____ DATA FOR THE TASK

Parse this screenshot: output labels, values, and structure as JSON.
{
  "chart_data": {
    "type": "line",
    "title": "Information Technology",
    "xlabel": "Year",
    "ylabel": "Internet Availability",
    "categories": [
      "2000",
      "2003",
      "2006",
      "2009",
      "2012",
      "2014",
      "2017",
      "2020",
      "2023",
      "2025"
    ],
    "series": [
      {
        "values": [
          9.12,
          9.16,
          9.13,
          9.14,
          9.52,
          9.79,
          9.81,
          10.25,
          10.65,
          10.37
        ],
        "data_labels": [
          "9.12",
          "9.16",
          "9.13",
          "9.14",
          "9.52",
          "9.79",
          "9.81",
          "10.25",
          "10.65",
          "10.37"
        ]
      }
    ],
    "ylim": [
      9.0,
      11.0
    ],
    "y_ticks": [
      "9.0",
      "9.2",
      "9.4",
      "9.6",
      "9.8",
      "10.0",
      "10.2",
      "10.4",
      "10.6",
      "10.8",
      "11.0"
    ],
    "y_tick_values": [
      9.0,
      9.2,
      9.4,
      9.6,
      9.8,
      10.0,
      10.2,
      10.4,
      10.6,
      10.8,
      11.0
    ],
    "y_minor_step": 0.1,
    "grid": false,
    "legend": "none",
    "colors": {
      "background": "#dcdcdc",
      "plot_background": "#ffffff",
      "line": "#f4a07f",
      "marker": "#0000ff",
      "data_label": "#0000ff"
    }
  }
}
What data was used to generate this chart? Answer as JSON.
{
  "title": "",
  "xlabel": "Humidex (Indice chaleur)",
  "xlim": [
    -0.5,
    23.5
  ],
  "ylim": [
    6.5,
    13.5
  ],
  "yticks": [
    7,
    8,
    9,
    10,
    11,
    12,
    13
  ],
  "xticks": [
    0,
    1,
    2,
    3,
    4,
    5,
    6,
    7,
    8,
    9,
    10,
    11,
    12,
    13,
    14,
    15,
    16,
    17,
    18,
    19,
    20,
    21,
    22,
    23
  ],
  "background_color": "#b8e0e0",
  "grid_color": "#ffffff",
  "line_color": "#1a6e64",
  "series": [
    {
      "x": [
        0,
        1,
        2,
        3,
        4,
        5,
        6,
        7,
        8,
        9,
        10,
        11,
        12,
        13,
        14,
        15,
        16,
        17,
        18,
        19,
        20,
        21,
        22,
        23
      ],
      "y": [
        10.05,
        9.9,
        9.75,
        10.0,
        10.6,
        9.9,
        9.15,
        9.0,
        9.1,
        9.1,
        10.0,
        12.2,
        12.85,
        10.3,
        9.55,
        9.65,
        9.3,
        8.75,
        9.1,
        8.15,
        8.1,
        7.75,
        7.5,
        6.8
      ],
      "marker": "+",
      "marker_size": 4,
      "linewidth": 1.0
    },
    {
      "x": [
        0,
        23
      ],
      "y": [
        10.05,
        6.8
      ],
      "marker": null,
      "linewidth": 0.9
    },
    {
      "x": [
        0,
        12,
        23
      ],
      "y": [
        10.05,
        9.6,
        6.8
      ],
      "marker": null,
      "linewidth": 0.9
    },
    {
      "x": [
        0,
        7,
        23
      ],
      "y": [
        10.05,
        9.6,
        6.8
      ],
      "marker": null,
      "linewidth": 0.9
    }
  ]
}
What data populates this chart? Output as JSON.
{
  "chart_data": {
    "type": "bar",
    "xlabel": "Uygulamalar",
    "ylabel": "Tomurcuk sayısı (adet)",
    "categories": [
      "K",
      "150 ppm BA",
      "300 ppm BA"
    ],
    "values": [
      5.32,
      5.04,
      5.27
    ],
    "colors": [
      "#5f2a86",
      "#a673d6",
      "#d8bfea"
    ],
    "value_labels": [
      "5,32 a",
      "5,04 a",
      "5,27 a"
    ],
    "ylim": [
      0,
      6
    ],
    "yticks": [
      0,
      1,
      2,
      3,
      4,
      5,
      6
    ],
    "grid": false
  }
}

________

• STATED EXERCISE
Repeat word for word each line from the one with "What data populates" to the end of the records above, inclusive.

• SOLUTION TO THIS TASK
What data populates this chart? Output as JSON.
{
  "chart_data": {
    "type": "bar",
    "xlabel": "Uygulamalar",
    "ylabel": "Tomurcuk sayısı (adet)",
    "categories": [
      "K",
      "150 ppm BA",
      "300 ppm BA"
    ],
    "values": [
      5.32,
      5.04,
      5.27
    ],
    "colors": [
      "#5f2a86",
      "#a673d6",
      "#d8bfea"
    ],
    "value_labels": [
      "5,32 a",
      "5,04 a",
      "5,27 a"
    ],
    "ylim": [
      0,
      6
    ],
    "yticks": [
      0,
      1,
      2,
      3,
      4,
      5,
      6
    ],
    "grid": false
  }
}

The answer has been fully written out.